***** RECORDS FOR THIS EXERCISE *****

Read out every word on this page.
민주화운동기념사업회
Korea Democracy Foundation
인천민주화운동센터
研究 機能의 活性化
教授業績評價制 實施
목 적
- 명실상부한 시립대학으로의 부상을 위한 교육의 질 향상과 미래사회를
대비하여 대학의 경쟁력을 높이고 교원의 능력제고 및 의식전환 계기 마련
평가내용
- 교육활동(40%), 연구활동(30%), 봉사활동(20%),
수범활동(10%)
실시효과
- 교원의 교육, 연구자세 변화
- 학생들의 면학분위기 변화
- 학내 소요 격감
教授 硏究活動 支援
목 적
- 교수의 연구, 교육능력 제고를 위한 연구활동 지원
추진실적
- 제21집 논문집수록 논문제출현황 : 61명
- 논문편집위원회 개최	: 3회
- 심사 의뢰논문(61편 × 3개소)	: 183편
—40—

*****

EXERCISE REQUIREMENTS:
The records above are to be repeated exactly, in their entirety.

COMPLETE ANSWER:
Read out every word on this page.
민주화운동기념사업회
Korea Democracy Foundation
인천민주화운동센터
研究 機能의 活性化
教授業績評價制 實施
목 적
- 명실상부한 시립대학으로의 부상을 위한 교육의 질 향상과 미래사회를
대비하여 대학의 경쟁력을 높이고 교원의 능력제고 및 의식전환 계기 마련
평가내용
- 교육활동(40%), 연구활동(30%), 봉사활동(20%),
수범활동(10%)
실시효과
- 교원의 교육, 연구자세 변화
- 학생들의 면학분위기 변화
- 학내 소요 격감
教授 硏究活動 支援
목 적
- 교수의 연구, 교육능력 제고를 위한 연구활동 지원
추진실적
- 제21집 논문집수록 논문제출현황 : 61명
- 논문편집위원회 개최	: 3회
- 심사 의뢰논문(61편 × 3개소)	: 183편
—40—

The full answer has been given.